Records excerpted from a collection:
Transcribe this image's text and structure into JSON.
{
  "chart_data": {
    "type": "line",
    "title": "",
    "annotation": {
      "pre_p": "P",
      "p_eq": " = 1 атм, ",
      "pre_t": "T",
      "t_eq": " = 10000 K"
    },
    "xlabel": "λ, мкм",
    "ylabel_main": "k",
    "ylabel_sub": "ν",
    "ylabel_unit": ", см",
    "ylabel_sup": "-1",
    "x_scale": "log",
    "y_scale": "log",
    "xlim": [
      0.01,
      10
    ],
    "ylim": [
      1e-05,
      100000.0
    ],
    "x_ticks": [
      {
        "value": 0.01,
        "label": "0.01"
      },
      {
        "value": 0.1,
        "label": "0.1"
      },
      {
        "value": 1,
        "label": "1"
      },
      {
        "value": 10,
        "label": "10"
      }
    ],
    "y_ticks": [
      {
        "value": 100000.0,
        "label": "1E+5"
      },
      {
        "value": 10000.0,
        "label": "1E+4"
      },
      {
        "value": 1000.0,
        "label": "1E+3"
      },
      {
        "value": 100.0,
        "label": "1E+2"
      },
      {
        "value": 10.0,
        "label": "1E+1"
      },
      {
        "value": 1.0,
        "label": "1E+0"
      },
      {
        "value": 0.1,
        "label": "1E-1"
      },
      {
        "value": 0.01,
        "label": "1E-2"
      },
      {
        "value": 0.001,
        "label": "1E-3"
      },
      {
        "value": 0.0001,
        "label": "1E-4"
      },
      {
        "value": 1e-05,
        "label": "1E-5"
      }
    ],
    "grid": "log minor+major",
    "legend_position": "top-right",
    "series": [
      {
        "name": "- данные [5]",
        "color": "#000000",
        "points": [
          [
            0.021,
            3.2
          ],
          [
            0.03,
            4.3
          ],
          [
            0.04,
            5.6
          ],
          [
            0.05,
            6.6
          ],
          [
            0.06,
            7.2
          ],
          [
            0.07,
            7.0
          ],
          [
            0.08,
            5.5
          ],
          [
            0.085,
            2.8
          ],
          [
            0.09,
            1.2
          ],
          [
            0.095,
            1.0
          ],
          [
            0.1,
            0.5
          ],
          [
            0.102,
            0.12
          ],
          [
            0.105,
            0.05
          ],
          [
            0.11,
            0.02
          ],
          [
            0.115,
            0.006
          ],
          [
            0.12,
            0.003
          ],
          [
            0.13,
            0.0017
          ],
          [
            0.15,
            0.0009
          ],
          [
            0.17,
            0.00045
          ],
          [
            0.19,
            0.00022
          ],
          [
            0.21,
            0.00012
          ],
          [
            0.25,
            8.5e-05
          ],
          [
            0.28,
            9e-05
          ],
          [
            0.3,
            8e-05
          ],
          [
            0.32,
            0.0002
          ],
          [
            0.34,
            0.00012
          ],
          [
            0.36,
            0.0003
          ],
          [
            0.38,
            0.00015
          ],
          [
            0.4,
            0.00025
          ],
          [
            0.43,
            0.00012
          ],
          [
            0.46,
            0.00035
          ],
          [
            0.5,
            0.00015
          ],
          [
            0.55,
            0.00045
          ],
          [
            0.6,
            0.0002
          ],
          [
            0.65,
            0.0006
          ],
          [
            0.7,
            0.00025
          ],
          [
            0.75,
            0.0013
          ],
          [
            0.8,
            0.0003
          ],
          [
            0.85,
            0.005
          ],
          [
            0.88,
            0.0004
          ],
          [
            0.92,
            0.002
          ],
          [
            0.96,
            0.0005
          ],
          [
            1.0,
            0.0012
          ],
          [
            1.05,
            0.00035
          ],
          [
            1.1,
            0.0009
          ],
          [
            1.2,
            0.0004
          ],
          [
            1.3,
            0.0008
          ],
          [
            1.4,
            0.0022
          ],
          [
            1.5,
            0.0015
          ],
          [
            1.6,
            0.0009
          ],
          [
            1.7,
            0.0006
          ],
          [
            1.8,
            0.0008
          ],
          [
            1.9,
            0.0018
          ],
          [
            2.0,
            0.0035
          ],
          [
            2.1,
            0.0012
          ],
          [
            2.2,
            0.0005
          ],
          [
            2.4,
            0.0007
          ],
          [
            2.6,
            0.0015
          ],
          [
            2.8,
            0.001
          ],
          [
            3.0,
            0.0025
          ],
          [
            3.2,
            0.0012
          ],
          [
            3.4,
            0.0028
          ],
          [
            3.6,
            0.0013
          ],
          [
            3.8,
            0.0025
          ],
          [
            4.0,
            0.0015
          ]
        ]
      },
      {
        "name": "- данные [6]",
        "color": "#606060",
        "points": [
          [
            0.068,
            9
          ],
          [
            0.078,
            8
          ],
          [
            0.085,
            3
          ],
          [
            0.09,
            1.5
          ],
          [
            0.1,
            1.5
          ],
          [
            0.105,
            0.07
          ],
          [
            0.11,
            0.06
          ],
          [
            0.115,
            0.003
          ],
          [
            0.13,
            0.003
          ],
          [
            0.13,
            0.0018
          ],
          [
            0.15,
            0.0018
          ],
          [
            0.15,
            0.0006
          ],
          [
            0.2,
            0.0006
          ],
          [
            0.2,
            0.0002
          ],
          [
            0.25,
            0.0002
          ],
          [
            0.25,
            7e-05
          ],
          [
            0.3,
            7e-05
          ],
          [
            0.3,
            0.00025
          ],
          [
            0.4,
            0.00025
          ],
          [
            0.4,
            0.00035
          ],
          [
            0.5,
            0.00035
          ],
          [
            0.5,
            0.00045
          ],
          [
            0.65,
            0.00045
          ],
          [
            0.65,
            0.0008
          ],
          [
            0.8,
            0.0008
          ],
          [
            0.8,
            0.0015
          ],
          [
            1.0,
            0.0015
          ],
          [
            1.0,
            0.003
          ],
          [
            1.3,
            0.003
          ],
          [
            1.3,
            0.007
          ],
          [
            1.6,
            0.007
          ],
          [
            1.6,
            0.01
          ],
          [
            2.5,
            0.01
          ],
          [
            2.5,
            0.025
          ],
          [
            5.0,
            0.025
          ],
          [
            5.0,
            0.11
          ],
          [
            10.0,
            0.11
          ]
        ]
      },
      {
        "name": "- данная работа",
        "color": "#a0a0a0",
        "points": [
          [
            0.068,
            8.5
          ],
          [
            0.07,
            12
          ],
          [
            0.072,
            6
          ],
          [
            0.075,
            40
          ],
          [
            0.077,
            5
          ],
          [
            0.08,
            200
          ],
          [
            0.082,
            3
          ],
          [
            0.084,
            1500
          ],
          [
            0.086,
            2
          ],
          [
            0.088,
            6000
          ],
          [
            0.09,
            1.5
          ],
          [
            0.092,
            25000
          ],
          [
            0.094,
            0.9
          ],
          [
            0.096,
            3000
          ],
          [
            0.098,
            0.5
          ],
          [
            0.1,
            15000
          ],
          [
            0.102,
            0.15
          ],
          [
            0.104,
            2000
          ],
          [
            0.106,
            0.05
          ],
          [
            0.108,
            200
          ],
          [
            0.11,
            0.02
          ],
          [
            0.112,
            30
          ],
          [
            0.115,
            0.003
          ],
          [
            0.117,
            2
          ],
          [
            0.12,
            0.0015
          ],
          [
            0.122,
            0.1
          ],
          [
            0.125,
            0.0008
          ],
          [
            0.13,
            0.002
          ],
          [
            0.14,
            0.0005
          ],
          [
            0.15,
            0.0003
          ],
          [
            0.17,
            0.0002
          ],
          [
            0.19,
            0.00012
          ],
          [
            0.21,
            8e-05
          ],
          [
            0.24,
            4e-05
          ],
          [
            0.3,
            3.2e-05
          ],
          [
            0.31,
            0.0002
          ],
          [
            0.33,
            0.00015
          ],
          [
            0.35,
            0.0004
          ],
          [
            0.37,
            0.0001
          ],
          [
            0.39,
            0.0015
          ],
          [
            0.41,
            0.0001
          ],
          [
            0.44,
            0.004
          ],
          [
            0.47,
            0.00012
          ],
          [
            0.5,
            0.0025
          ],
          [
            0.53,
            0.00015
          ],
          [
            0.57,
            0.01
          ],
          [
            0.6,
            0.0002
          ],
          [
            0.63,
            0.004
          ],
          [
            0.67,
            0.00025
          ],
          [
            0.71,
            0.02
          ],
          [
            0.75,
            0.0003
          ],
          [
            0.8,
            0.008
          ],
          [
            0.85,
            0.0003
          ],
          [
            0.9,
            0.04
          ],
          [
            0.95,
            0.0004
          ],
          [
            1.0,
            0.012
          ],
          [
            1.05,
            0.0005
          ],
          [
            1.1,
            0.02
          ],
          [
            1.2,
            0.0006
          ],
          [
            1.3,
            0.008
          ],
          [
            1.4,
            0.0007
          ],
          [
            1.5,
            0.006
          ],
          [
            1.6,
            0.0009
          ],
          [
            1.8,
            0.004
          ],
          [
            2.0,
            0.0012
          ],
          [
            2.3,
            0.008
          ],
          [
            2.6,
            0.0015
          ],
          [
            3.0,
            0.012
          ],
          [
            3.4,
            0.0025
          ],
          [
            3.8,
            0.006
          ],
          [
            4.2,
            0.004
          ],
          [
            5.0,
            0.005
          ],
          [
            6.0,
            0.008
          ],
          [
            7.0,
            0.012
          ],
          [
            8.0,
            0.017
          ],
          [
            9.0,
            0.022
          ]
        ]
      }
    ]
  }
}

Written instruction:
Select every line in the records above that contains the word "name".

Solution to this problem:
        "name": "- данные [5]",
        "name": "- данные [6]",
        "name": "- данная работа",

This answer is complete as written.